SET EXERCISE |
Pictures aside, write out every record exactly as it appears.

+++ SOURCE MATERIAL +++

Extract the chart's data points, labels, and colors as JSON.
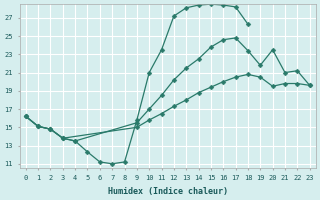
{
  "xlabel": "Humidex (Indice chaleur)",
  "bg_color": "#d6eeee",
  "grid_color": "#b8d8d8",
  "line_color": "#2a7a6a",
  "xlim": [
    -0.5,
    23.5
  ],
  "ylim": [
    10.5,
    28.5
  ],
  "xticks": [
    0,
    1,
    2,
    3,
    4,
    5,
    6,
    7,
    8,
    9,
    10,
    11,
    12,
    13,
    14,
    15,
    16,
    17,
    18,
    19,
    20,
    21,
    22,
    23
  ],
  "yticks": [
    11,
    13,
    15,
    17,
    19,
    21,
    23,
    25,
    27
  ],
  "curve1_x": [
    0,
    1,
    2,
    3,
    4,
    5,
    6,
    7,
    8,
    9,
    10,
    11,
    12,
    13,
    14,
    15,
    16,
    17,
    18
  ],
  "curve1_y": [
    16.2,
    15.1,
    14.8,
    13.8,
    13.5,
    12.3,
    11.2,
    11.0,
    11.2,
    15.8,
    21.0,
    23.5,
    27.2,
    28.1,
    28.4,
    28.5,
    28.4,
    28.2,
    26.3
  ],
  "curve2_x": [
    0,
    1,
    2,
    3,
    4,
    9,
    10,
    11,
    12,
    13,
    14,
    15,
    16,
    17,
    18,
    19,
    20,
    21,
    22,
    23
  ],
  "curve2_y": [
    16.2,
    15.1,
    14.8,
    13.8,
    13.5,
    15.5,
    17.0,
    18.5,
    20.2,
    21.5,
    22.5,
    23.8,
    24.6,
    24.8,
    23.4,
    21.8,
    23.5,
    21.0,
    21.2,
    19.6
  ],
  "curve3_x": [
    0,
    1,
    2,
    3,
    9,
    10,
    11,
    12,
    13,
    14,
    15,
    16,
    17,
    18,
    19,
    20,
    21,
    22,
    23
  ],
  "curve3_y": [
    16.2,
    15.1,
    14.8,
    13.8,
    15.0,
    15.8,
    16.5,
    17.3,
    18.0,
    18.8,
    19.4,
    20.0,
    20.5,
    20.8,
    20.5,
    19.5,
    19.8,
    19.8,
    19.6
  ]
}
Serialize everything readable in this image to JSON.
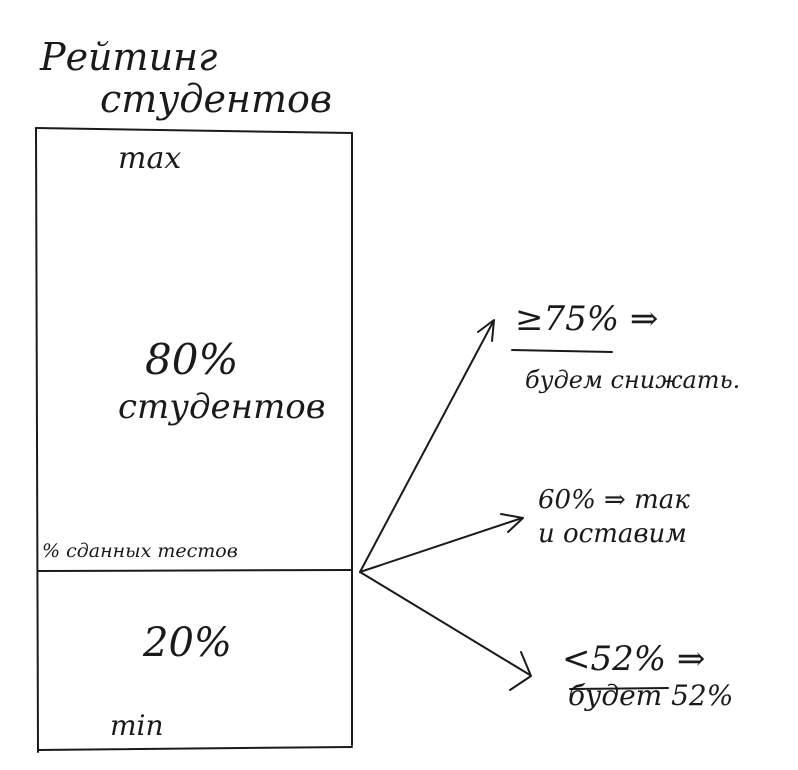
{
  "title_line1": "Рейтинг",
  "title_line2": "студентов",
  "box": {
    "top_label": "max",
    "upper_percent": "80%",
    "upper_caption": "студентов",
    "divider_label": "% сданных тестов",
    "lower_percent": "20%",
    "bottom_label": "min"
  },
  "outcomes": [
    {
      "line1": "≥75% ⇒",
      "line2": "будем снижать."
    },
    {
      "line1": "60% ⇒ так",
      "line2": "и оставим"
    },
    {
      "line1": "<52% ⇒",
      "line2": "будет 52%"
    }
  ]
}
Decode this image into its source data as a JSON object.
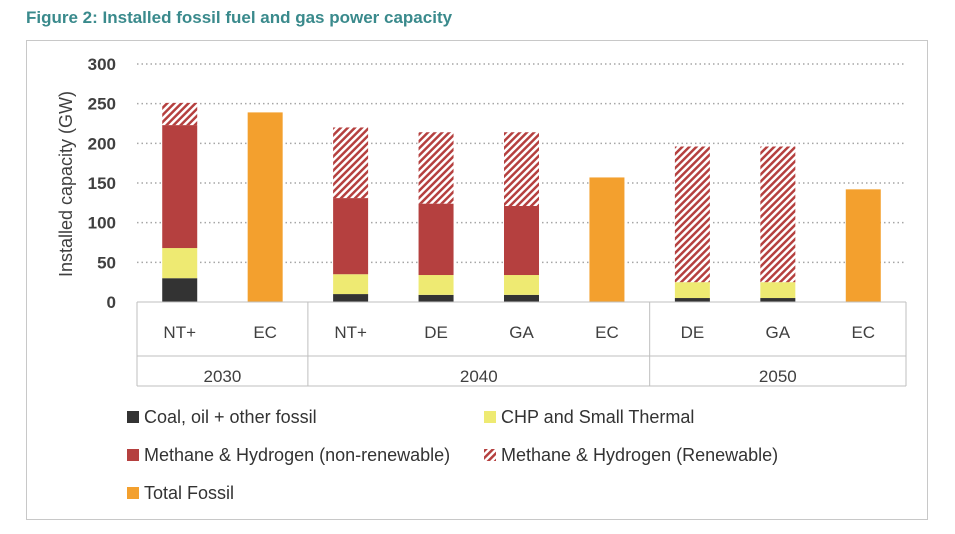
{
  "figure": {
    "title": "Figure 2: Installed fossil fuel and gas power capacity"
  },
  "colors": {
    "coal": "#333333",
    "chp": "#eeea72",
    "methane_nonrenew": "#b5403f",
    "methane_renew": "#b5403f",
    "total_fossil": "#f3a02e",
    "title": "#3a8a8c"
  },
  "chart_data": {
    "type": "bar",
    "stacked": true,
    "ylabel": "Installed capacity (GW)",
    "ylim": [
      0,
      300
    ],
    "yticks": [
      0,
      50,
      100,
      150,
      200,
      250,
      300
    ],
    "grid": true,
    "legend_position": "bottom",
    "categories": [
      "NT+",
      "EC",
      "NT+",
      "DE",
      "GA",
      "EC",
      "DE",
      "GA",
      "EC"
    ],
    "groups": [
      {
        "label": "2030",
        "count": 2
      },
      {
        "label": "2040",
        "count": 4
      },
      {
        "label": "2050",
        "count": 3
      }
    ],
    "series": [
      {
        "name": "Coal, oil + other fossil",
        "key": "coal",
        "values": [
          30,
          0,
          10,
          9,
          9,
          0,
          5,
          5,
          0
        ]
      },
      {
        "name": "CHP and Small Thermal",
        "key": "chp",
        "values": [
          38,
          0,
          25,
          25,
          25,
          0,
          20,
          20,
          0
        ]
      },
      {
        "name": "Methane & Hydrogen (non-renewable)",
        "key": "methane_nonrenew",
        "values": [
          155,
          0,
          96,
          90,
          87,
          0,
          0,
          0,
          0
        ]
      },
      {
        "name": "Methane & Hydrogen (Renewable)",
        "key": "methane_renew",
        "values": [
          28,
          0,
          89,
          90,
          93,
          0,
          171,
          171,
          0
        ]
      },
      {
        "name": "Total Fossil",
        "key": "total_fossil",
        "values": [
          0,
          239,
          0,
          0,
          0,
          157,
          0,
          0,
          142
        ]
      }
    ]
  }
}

+++

TASK OUTPUT |
Extract the chart's data points, labels, and colors as JSON.
{
  "xlabel": "Humidex (Indice chaleur)",
  "bg_color": "#d6eeee",
  "grid_color": "#b8d8d8",
  "line_color": "#2a7a6a",
  "xlim": [
    -0.5,
    23.5
  ],
  "ylim": [
    10.5,
    28.5
  ],
  "xticks": [
    0,
    1,
    2,
    3,
    4,
    5,
    6,
    7,
    8,
    9,
    10,
    11,
    12,
    13,
    14,
    15,
    16,
    17,
    18,
    19,
    20,
    21,
    22,
    23
  ],
  "yticks": [
    11,
    13,
    15,
    17,
    19,
    21,
    23,
    25,
    27
  ],
  "curve1_x": [
    0,
    1,
    2,
    3,
    4,
    5,
    6,
    7,
    8,
    9,
    10,
    11,
    12,
    13,
    14,
    15,
    16,
    17,
    18
  ],
  "curve1_y": [
    16.2,
    15.1,
    14.8,
    13.8,
    13.5,
    12.3,
    11.2,
    11.0,
    11.2,
    15.8,
    21.0,
    23.5,
    27.2,
    28.1,
    28.4,
    28.5,
    28.4,
    28.2,
    26.3
  ],
  "curve2_x": [
    0,
    1,
    2,
    3,
    4,
    9,
    10,
    11,
    12,
    13,
    14,
    15,
    16,
    17,
    18,
    19,
    20,
    21,
    22,
    23
  ],
  "curve2_y": [
    16.2,
    15.1,
    14.8,
    13.8,
    13.5,
    15.5,
    17.0,
    18.5,
    20.2,
    21.5,
    22.5,
    23.8,
    24.6,
    24.8,
    23.4,
    21.8,
    23.5,
    21.0,
    21.2,
    19.6
  ],
  "curve3_x": [
    0,
    1,
    2,
    3,
    9,
    10,
    11,
    12,
    13,
    14,
    15,
    16,
    17,
    18,
    19,
    20,
    21,
    22,
    23
  ],
  "curve3_y": [
    16.2,
    15.1,
    14.8,
    13.8,
    15.0,
    15.8,
    16.5,
    17.3,
    18.0,
    18.8,
    19.4,
    20.0,
    20.5,
    20.8,
    20.5,
    19.5,
    19.8,
    19.8,
    19.6
  ]
}
Serialize everything readable in this image to JSON.
{
  "title_line1": "Рейтинг",
  "title_line2": "студентов",
  "box": {
    "top_label": "max",
    "upper_percent": "80%",
    "upper_caption": "студентов",
    "divider_label": "% сданных тестов",
    "lower_percent": "20%",
    "bottom_label": "min"
  },
  "outcomes": [
    {
      "line1": "≥75% ⇒",
      "line2": "будем снижать."
    },
    {
      "line1": "60% ⇒ так",
      "line2": "и оставим"
    },
    {
      "line1": "<52% ⇒",
      "line2": "будет 52%"
    }
  ]
}
Decode this image into its source data as a JSON object.
{
  "figure": {
    "title": "Figure 2: Installed fossil fuel and gas power capacity"
  },
  "colors": {
    "coal": "#333333",
    "chp": "#eeea72",
    "methane_nonrenew": "#b5403f",
    "methane_renew": "#b5403f",
    "total_fossil": "#f3a02e",
    "title": "#3a8a8c"
  },
  "chart_data": {
    "type": "bar",
    "stacked": true,
    "ylabel": "Installed capacity (GW)",
    "ylim": [
      0,
      300
    ],
    "yticks": [
      0,
      50,
      100,
      150,
      200,
      250,
      300
    ],
    "grid": true,
    "legend_position": "bottom",
    "categories": [
      "NT+",
      "EC",
      "NT+",
      "DE",
      "GA",
      "EC",
      "DE",
      "GA",
      "EC"
    ],
    "groups": [
      {
        "label": "2030",
        "count": 2
      },
      {
        "label": "2040",
        "count": 4
      },
      {
        "label": "2050",
        "count": 3
      }
    ],
    "series": [
      {
        "name": "Coal, oil + other fossil",
        "key": "coal",
        "values": [
          30,
          0,
          10,
          9,
          9,
          0,
          5,
          5,
          0
        ]
      },
      {
        "name": "CHP and Small Thermal",
        "key": "chp",
        "values": [
          38,
          0,
          25,
          25,
          25,
          0,
          20,
          20,
          0
        ]
      },
      {
        "name": "Methane & Hydrogen (non-renewable)",
        "key": "methane_nonrenew",
        "values": [
          155,
          0,
          96,
          90,
          87,
          0,
          0,
          0,
          0
        ]
      },
      {
        "name": "Methane & Hydrogen (Renewable)",
        "key": "methane_renew",
        "values": [
          28,
          0,
          89,
          90,
          93,
          0,
          171,
          171,
          0
        ]
      },
      {
        "name": "Total Fossil",
        "key": "total_fossil",
        "values": [
          0,
          239,
          0,
          0,
          0,
          157,
          0,
          0,
          142
        ]
      }
    ]
  }
}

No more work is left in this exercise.